» **What the exercise asks**:
Quote, without change, all of the lines that follow.

» **Source data**:
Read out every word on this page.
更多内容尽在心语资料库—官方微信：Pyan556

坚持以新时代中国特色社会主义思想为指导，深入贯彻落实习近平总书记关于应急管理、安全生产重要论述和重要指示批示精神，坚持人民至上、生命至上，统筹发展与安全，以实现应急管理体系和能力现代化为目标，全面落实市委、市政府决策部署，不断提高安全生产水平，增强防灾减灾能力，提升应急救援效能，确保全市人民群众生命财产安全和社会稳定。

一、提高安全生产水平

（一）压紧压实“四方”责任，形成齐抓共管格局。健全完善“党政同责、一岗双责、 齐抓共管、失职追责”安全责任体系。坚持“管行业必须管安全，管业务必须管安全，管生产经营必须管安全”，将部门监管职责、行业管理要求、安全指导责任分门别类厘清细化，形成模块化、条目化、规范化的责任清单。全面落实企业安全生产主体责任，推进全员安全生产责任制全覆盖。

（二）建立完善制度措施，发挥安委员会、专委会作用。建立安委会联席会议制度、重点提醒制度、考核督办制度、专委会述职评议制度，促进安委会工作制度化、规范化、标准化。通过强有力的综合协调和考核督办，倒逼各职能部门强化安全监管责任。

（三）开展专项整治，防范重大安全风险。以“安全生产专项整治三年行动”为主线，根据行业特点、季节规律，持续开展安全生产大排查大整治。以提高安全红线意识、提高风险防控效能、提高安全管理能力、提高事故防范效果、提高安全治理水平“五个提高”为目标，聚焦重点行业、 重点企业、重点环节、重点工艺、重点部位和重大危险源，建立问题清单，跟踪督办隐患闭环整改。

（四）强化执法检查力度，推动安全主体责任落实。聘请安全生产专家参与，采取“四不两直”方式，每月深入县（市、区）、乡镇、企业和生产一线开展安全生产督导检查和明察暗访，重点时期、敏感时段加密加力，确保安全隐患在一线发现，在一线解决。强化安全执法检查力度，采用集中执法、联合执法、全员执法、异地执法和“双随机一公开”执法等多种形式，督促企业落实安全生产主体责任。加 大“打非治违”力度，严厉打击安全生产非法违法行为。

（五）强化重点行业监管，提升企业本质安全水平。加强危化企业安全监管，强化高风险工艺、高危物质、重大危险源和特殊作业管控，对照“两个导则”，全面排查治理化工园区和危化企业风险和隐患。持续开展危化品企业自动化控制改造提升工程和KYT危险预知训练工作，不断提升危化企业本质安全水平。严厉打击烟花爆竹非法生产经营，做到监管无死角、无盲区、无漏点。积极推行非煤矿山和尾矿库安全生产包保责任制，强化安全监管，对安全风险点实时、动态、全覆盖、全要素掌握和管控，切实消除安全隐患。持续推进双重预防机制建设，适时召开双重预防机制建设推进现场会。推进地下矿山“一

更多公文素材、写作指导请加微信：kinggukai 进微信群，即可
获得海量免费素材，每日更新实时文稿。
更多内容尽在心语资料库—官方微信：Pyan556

» **Answer to this task**:
Read out every word on this page.
更多内容尽在心语资料库—官方微信：Pyan556

坚持以新时代中国特色社会主义思想为指导，深入贯彻落实习近平总书记关于应急管理、安全生产重要论述和重要指示批示精神，坚持人民至上、生命至上，统筹发展与安全，以实现应急管理体系和能力现代化为目标，全面落实市委、市政府决策部署，不断提高安全生产水平，增强防灾减灾能力，提升应急救援效能，确保全市人民群众生命财产安全和社会稳定。

一、提高安全生产水平

（一）压紧压实“四方”责任，形成齐抓共管格局。健全完善“党政同责、一岗双责、 齐抓共管、失职追责”安全责任体系。坚持“管行业必须管安全，管业务必须管安全，管生产经营必须管安全”，将部门监管职责、行业管理要求、安全指导责任分门别类厘清细化，形成模块化、条目化、规范化的责任清单。全面落实企业安全生产主体责任，推进全员安全生产责任制全覆盖。

（二）建立完善制度措施，发挥安委员会、专委会作用。建立安委会联席会议制度、重点提醒制度、考核督办制度、专委会述职评议制度，促进安委会工作制度化、规范化、标准化。通过强有力的综合协调和考核督办，倒逼各职能部门强化安全监管责任。

（三）开展专项整治，防范重大安全风险。以“安全生产专项整治三年行动”为主线，根据行业特点、季节规律，持续开展安全生产大排查大整治。以提高安全红线意识、提高风险防控效能、提高安全管理能力、提高事故防范效果、提高安全治理水平“五个提高”为目标，聚焦重点行业、 重点企业、重点环节、重点工艺、重点部位和重大危险源，建立问题清单，跟踪督办隐患闭环整改。

（四）强化执法检查力度，推动安全主体责任落实。聘请安全生产专家参与，采取“四不两直”方式，每月深入县（市、区）、乡镇、企业和生产一线开展安全生产督导检查和明察暗访，重点时期、敏感时段加密加力，确保安全隐患在一线发现，在一线解决。强化安全执法检查力度，采用集中执法、联合执法、全员执法、异地执法和“双随机一公开”执法等多种形式，督促企业落实安全生产主体责任。加 大“打非治违”力度，严厉打击安全生产非法违法行为。

（五）强化重点行业监管，提升企业本质安全水平。加强危化企业安全监管，强化高风险工艺、高危物质、重大危险源和特殊作业管控，对照“两个导则”，全面排查治理化工园区和危化企业风险和隐患。持续开展危化品企业自动化控制改造提升工程和KYT危险预知训练工作，不断提升危化企业本质安全水平。严厉打击烟花爆竹非法生产经营，做到监管无死角、无盲区、无漏点。积极推行非煤矿山和尾矿库安全生产包保责任制，强化安全监管，对安全风险点实时、动态、全覆盖、全要素掌握和管控，切实消除安全隐患。持续推进双重预防机制建设，适时召开双重预防机制建设推进现场会。推进地下矿山“一

更多公文素材、写作指导请加微信：kinggukai 进微信群，即可
获得海量免费素材，每日更新实时文稿。
更多内容尽在心语资料库—官方微信：Pyan556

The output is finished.